──────── DATA PROVIDED ────────
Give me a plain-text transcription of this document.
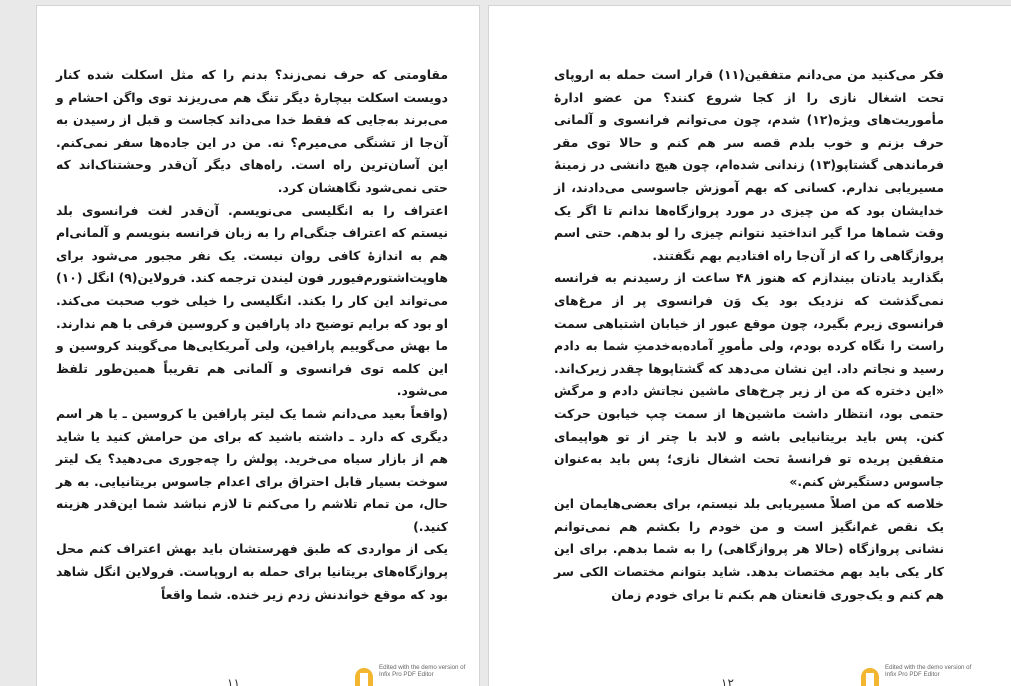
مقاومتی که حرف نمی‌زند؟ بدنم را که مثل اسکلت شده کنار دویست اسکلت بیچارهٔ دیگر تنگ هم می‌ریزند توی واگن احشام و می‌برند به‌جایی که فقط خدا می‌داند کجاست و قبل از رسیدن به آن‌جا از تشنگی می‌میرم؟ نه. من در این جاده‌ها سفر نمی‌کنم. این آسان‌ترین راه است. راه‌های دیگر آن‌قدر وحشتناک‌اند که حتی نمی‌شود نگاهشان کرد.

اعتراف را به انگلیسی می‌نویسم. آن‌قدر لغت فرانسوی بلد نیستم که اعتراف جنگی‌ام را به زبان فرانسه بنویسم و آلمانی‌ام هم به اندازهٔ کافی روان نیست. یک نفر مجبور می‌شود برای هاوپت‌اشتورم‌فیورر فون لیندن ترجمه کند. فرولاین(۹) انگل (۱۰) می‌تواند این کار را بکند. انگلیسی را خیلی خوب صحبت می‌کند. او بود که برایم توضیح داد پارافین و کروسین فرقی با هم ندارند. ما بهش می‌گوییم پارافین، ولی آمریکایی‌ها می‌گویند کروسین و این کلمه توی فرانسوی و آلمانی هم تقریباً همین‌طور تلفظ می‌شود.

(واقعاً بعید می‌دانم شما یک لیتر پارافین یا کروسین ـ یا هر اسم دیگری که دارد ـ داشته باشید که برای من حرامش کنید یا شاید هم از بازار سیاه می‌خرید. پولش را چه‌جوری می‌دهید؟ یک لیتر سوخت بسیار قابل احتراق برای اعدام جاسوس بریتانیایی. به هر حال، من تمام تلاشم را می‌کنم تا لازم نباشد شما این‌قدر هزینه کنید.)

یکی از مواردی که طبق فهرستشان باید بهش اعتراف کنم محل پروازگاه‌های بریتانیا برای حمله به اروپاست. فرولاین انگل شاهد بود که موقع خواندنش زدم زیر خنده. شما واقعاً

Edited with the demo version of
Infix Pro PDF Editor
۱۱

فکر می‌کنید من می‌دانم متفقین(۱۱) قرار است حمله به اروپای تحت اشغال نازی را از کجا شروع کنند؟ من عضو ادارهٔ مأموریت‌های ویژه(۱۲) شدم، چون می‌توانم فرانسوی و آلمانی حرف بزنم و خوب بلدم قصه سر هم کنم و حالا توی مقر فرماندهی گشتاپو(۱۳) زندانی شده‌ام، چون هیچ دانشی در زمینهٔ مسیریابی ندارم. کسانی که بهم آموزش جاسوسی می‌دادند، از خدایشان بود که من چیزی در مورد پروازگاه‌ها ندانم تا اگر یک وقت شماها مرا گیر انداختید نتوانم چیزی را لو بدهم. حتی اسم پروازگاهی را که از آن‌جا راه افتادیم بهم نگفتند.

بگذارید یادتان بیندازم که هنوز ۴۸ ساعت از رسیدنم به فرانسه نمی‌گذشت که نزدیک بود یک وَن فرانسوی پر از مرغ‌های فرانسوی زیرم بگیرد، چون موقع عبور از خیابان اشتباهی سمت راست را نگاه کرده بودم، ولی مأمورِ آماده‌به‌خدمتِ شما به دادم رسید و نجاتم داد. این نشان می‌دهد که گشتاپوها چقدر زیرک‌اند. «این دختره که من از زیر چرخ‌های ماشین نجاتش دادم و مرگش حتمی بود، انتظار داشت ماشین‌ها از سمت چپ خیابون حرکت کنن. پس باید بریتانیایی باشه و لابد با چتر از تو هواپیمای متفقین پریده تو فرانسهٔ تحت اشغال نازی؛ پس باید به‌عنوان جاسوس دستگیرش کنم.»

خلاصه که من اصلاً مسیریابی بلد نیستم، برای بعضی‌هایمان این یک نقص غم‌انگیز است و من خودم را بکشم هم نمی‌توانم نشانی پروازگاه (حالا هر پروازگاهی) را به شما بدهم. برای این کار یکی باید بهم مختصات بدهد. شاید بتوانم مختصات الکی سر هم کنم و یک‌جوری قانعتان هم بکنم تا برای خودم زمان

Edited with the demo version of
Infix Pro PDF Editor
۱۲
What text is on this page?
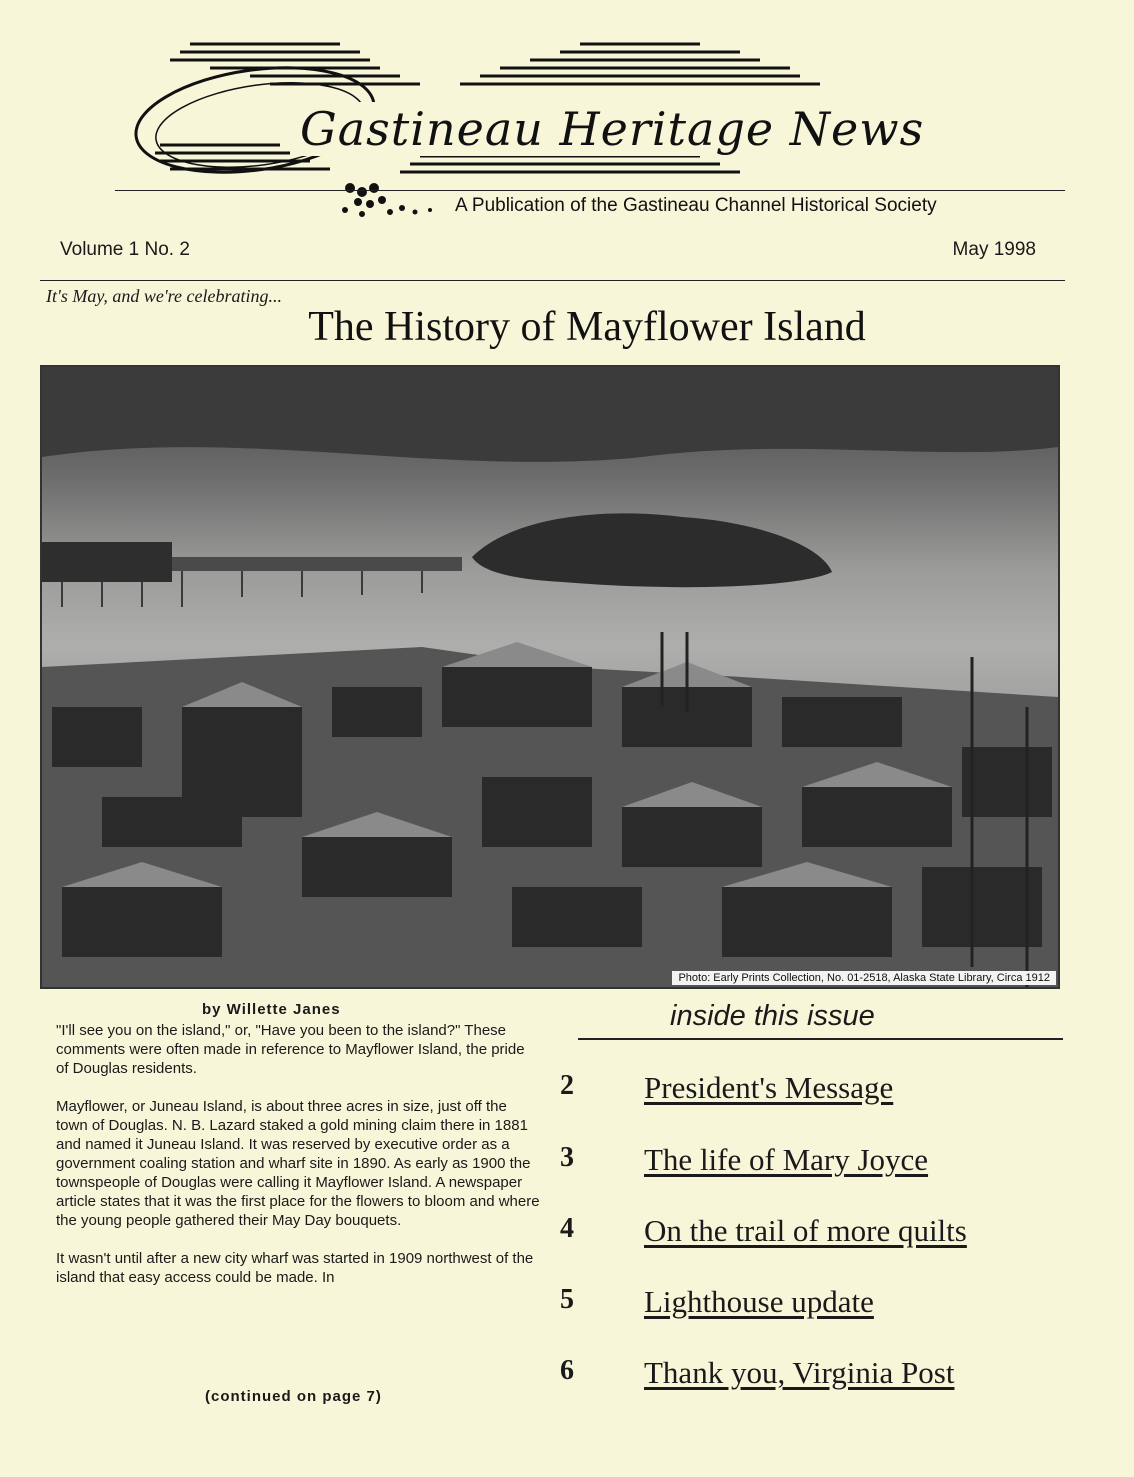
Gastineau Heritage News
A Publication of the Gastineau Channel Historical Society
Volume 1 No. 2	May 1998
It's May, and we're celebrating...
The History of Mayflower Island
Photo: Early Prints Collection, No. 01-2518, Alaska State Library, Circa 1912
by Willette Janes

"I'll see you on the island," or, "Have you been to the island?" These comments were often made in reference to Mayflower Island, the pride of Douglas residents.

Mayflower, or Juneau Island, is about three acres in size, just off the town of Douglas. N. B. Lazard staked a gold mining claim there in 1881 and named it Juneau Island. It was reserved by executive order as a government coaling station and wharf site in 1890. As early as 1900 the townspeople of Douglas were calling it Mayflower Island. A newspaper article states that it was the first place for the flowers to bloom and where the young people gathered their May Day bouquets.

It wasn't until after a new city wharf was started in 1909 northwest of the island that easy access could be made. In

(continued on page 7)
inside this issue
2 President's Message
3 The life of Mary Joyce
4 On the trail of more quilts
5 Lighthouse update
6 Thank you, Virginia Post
────────
# DO THIS
In the entries above, count each line with "wharf"; reply with the total only.

# THE REPLY
2